Items from a data source
%%

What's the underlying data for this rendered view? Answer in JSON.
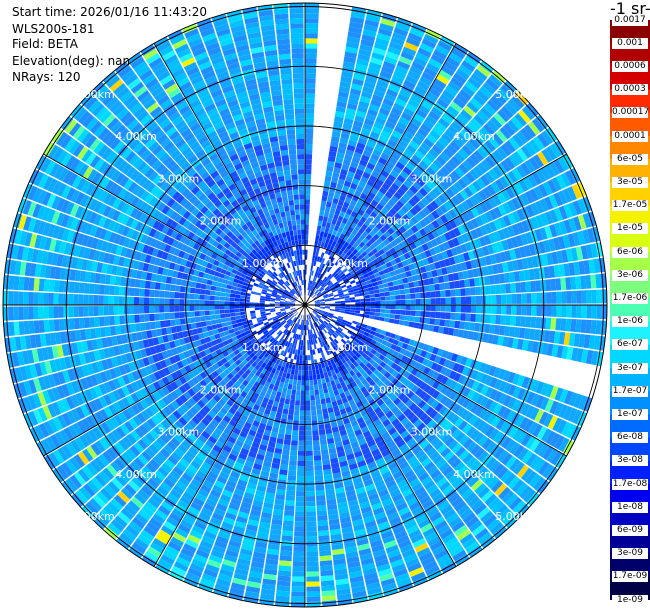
{
  "meta": {
    "start_time": "Start time: 2026/01/16 11:43:20",
    "instrument": "WLS200s-181",
    "field": "Field: BETA",
    "elevation": "Elevation(deg): nan",
    "nrays": "NRays: 120"
  },
  "colorbar": {
    "unit_label": "-1 sr-",
    "ticks": [
      "0.0017",
      "0.001",
      "0.0006",
      "0.0003",
      "0.00017",
      "0.0001",
      "6e-05",
      "3e-05",
      "1.7e-05",
      "1e-05",
      "6e-06",
      "3e-06",
      "1.7e-06",
      "1e-06",
      "6e-07",
      "3e-07",
      "1.7e-07",
      "1e-07",
      "6e-08",
      "3e-08",
      "1.7e-08",
      "1e-08",
      "6e-09",
      "3e-09",
      "1.7e-09",
      "1e-09"
    ],
    "colors": [
      "#8b0000",
      "#b00000",
      "#d40000",
      "#ff2a00",
      "#ff5a00",
      "#ff8800",
      "#ffb300",
      "#ffd200",
      "#f5f200",
      "#d8ff14",
      "#a6ff4a",
      "#7dff7d",
      "#4dffb3",
      "#1ff2ff",
      "#00d8ff",
      "#00b4ff",
      "#0090ff",
      "#006cff",
      "#0048ff",
      "#0020ff",
      "#0000f0",
      "#0000c4",
      "#000096",
      "#00006a",
      "#000046"
    ]
  },
  "chart_data": {
    "type": "heatmap",
    "projection": "polar",
    "nrays": 120,
    "range_unit": "km",
    "range_rings": [
      1,
      2,
      3,
      4,
      5
    ],
    "ring_labels": [
      "1.00km",
      "2.00km",
      "3.00km",
      "4.00km",
      "5.00km"
    ],
    "spoke_angles_deg": [
      0,
      30,
      60,
      90,
      120,
      150,
      180,
      210,
      240,
      270,
      300,
      330
    ],
    "missing_sectors_deg": [
      [
        3,
        8
      ],
      [
        100,
        105
      ]
    ],
    "dominant_level": "3e-08",
    "max_level": "3e-05"
  }
}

%%

▶ **Brief**: Omit each picture, then return all of the listing exactly as it stands.

▶ **Solution for this task**:
What's the underlying data for this rendered view? Answer in JSON.
{
  "meta": {
    "start_time": "Start time: 2026/01/16 11:43:20",
    "instrument": "WLS200s-181",
    "field": "Field: BETA",
    "elevation": "Elevation(deg): nan",
    "nrays": "NRays: 120"
  },
  "colorbar": {
    "unit_label": "-1 sr-",
    "ticks": [
      "0.0017",
      "0.001",
      "0.0006",
      "0.0003",
      "0.00017",
      "0.0001",
      "6e-05",
      "3e-05",
      "1.7e-05",
      "1e-05",
      "6e-06",
      "3e-06",
      "1.7e-06",
      "1e-06",
      "6e-07",
      "3e-07",
      "1.7e-07",
      "1e-07",
      "6e-08",
      "3e-08",
      "1.7e-08",
      "1e-08",
      "6e-09",
      "3e-09",
      "1.7e-09",
      "1e-09"
    ],
    "colors": [
      "#8b0000",
      "#b00000",
      "#d40000",
      "#ff2a00",
      "#ff5a00",
      "#ff8800",
      "#ffb300",
      "#ffd200",
      "#f5f200",
      "#d8ff14",
      "#a6ff4a",
      "#7dff7d",
      "#4dffb3",
      "#1ff2ff",
      "#00d8ff",
      "#00b4ff",
      "#0090ff",
      "#006cff",
      "#0048ff",
      "#0020ff",
      "#0000f0",
      "#0000c4",
      "#000096",
      "#00006a",
      "#000046"
    ]
  },
  "chart_data": {
    "type": "heatmap",
    "projection": "polar",
    "nrays": 120,
    "range_unit": "km",
    "range_rings": [
      1,
      2,
      3,
      4,
      5
    ],
    "ring_labels": [
      "1.00km",
      "2.00km",
      "3.00km",
      "4.00km",
      "5.00km"
    ],
    "spoke_angles_deg": [
      0,
      30,
      60,
      90,
      120,
      150,
      180,
      210,
      240,
      270,
      300,
      330
    ],
    "missing_sectors_deg": [
      [
        3,
        8
      ],
      [
        100,
        105
      ]
    ],
    "dominant_level": "3e-08",
    "max_level": "3e-05"
  }
}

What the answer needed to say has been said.